(Data entries):
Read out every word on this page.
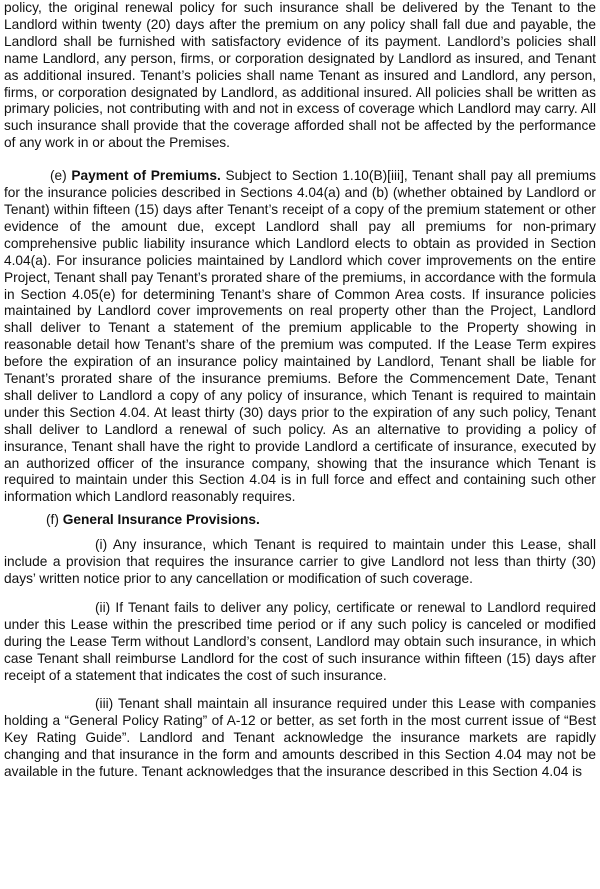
policy, the original renewal policy for such insurance shall be delivered by the Tenant to the Landlord within twenty (20) days after the premium on any policy shall fall due and payable, the Landlord shall be furnished with satisfactory evidence of its payment. Landlord’s policies shall name Landlord, any person, firms, or corporation designated by Landlord as insured, and Tenant as additional insured. Tenant’s policies shall name Tenant as insured and Landlord, any person, firms, or corporation designated by Landlord, as additional insured. All policies shall be written as primary policies, not contributing with and not in excess of coverage which Landlord may carry. All such insurance shall provide that the coverage afforded shall not be affected by the performance of any work in or about the Premises.

(e) Payment of Premiums. Subject to Section 1.10(B)[iii], Tenant shall pay all premiums for the insurance policies described in Sections 4.04(a) and (b) (whether obtained by Landlord or Tenant) within fifteen (15) days after Tenant’s receipt of a copy of the premium statement or other evidence of the amount due, except Landlord shall pay all premiums for non-primary comprehensive public liability insurance which Landlord elects to obtain as provided in Section 4.04(a). For insurance policies maintained by Landlord which cover improvements on the entire Project, Tenant shall pay Tenant’s prorated share of the premiums, in accordance with the formula in Section 4.05(e) for determining Tenant’s share of Common Area costs. If insurance policies maintained by Landlord cover improvements on real property other than the Project, Landlord shall deliver to Tenant a statement of the premium applicable to the Property showing in reasonable detail how Tenant’s share of the premium was computed. If the Lease Term expires before the expiration of an insurance policy maintained by Landlord, Tenant shall be liable for Tenant’s prorated share of the insurance premiums. Before the Commencement Date, Tenant shall deliver to Landlord a copy of any policy of insurance, which Tenant is required to maintain under this Section 4.04. At least thirty (30) days prior to the expiration of any such policy, Tenant shall deliver to Landlord a renewal of such policy. As an alternative to providing a policy of insurance, Tenant shall have the right to provide Landlord a certificate of insurance, executed by an authorized officer of the insurance company, showing that the insurance which Tenant is required to maintain under this Section 4.04 is in full force and effect and containing such other information which Landlord reasonably requires.

(f) General Insurance Provisions.

(i) Any insurance, which Tenant is required to maintain under this Lease, shall include a provision that requires the insurance carrier to give Landlord not less than thirty (30) days’ written notice prior to any cancellation or modification of such coverage.

(ii) If Tenant fails to deliver any policy, certificate or renewal to Landlord required under this Lease within the prescribed time period or if any such policy is canceled or modified during the Lease Term without Landlord’s consent, Landlord may obtain such insurance, in which case Tenant shall reimburse Landlord for the cost of such insurance within fifteen (15) days after receipt of a statement that indicates the cost of such insurance.

(iii) Tenant shall maintain all insurance required under this Lease with companies holding a “General Policy Rating” of A-12 or better, as set forth in the most current issue of “Best Key Rating Guide”. Landlord and Tenant acknowledge the insurance markets are rapidly changing and that insurance in the form and amounts described in this Section 4.04 may not be available in the future. Tenant acknowledges that the insurance described in this Section 4.04 is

(What the task asks): Repeat the listing in full and exactly. Leave any pictures out.

(Written solution):
Read out every word on this page.
policy, the original renewal policy for such insurance shall be delivered by the Tenant to the Landlord within twenty (20) days after the premium on any policy shall fall due and payable, the Landlord shall be furnished with satisfactory evidence of its payment. Landlord’s policies shall name Landlord, any person, firms, or corporation designated by Landlord as insured, and Tenant as additional insured. Tenant’s policies shall name Tenant as insured and Landlord, any person, firms, or corporation designated by Landlord, as additional insured. All policies shall be written as primary policies, not contributing with and not in excess of coverage which Landlord may carry. All such insurance shall provide that the coverage afforded shall not be affected by the performance of any work in or about the Premises.

(e) Payment of Premiums. Subject to Section 1.10(B)[iii], Tenant shall pay all premiums for the insurance policies described in Sections 4.04(a) and (b) (whether obtained by Landlord or Tenant) within fifteen (15) days after Tenant’s receipt of a copy of the premium statement or other evidence of the amount due, except Landlord shall pay all premiums for non-primary comprehensive public liability insurance which Landlord elects to obtain as provided in Section 4.04(a). For insurance policies maintained by Landlord which cover improvements on the entire Project, Tenant shall pay Tenant’s prorated share of the premiums, in accordance with the formula in Section 4.05(e) for determining Tenant’s share of Common Area costs. If insurance policies maintained by Landlord cover improvements on real property other than the Project, Landlord shall deliver to Tenant a statement of the premium applicable to the Property showing in reasonable detail how Tenant’s share of the premium was computed. If the Lease Term expires before the expiration of an insurance policy maintained by Landlord, Tenant shall be liable for Tenant’s prorated share of the insurance premiums. Before the Commencement Date, Tenant shall deliver to Landlord a copy of any policy of insurance, which Tenant is required to maintain under this Section 4.04. At least thirty (30) days prior to the expiration of any such policy, Tenant shall deliver to Landlord a renewal of such policy. As an alternative to providing a policy of insurance, Tenant shall have the right to provide Landlord a certificate of insurance, executed by an authorized officer of the insurance company, showing that the insurance which Tenant is required to maintain under this Section 4.04 is in full force and effect and containing such other information which Landlord reasonably requires.

(f) General Insurance Provisions.

(i) Any insurance, which Tenant is required to maintain under this Lease, shall include a provision that requires the insurance carrier to give Landlord not less than thirty (30) days’ written notice prior to any cancellation or modification of such coverage.

(ii) If Tenant fails to deliver any policy, certificate or renewal to Landlord required under this Lease within the prescribed time period or if any such policy is canceled or modified during the Lease Term without Landlord’s consent, Landlord may obtain such insurance, in which case Tenant shall reimburse Landlord for the cost of such insurance within fifteen (15) days after receipt of a statement that indicates the cost of such insurance.

(iii) Tenant shall maintain all insurance required under this Lease with companies holding a “General Policy Rating” of A-12 or better, as set forth in the most current issue of “Best Key Rating Guide”. Landlord and Tenant acknowledge the insurance markets are rapidly changing and that insurance in the form and amounts described in this Section 4.04 may not be available in the future. Tenant acknowledges that the insurance described in this Section 4.04 is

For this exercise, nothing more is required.